##### RECORD EXTRACTS #####

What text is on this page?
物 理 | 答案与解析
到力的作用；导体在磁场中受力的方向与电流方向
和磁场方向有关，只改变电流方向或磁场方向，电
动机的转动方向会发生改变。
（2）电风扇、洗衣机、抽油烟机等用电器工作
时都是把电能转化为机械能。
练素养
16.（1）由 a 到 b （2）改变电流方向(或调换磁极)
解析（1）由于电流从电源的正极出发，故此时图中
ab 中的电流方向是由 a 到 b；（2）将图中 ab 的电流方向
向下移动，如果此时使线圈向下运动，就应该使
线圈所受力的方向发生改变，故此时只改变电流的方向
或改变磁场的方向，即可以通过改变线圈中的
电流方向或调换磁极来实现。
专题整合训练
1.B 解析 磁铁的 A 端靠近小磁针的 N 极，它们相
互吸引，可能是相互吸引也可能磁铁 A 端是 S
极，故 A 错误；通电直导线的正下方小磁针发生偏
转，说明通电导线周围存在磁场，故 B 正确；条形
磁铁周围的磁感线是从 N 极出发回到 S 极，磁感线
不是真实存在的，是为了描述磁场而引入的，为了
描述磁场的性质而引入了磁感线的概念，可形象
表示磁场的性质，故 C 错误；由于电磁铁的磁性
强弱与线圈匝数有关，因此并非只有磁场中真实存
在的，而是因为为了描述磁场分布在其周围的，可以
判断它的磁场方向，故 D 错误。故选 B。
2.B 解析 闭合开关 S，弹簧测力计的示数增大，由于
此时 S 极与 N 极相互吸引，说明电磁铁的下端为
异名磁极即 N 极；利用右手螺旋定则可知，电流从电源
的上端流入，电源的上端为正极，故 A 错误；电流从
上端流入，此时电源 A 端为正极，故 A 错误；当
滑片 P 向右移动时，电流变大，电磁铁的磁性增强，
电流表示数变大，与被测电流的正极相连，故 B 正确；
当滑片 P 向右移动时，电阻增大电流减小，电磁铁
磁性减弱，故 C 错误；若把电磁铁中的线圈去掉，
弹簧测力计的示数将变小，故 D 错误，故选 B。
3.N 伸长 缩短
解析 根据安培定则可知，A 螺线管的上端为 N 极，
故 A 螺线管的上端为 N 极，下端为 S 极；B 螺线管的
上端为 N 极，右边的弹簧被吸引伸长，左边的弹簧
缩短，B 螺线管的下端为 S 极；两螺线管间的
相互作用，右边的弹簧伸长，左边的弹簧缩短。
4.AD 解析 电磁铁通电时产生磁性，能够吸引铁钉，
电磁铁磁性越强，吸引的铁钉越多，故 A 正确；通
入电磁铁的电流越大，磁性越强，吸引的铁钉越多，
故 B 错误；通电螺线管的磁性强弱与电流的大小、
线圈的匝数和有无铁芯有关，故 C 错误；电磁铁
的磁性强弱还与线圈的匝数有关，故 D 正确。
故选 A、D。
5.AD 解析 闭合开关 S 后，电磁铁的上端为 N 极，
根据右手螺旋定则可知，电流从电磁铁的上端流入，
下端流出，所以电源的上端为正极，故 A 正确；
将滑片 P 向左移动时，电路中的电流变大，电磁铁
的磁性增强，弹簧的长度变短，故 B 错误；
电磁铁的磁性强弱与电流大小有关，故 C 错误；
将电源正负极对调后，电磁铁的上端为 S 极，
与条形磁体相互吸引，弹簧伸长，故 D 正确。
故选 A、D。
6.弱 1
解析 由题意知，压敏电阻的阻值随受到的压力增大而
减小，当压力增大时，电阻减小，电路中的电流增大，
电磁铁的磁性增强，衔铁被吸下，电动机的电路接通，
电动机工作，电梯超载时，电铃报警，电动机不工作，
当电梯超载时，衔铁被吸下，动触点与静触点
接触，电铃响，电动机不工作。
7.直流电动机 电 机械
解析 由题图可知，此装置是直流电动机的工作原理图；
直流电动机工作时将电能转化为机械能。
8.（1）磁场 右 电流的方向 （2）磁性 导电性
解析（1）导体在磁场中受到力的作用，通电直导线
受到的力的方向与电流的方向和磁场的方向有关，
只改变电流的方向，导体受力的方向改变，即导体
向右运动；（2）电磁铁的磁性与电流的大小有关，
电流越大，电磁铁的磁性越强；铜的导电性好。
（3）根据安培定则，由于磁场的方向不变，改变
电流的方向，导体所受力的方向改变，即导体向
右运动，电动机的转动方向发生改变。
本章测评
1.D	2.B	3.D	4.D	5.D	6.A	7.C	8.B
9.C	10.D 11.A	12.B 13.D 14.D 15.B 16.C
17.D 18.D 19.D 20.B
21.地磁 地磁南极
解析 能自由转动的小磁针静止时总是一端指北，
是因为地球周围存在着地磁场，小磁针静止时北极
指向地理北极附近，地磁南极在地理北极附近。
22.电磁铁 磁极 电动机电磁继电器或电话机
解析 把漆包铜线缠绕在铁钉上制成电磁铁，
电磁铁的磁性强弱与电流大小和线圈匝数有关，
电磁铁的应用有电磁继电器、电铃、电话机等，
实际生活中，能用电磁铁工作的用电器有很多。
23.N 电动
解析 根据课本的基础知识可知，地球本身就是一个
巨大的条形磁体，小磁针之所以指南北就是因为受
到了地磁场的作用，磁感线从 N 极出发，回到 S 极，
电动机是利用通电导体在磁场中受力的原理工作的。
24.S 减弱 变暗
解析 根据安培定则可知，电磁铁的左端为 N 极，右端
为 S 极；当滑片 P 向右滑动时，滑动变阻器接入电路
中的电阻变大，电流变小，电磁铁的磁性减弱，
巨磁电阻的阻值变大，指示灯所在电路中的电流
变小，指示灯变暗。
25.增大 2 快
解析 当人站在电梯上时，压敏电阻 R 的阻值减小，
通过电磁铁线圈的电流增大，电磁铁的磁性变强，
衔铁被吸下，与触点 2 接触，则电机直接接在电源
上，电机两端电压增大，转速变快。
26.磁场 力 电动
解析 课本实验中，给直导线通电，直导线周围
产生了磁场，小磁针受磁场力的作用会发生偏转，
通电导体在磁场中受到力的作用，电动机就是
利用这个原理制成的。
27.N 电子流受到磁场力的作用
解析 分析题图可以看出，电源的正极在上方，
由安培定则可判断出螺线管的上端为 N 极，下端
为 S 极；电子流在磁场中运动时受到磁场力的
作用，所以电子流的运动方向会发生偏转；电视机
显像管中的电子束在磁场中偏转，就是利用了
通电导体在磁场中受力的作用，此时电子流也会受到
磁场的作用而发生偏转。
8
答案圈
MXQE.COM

#####

▸ OBJECTIVE
Among the lines of the records above, count those holding the string "电磁铁的磁性增强", and report only the number.

▸ OUTPUT
2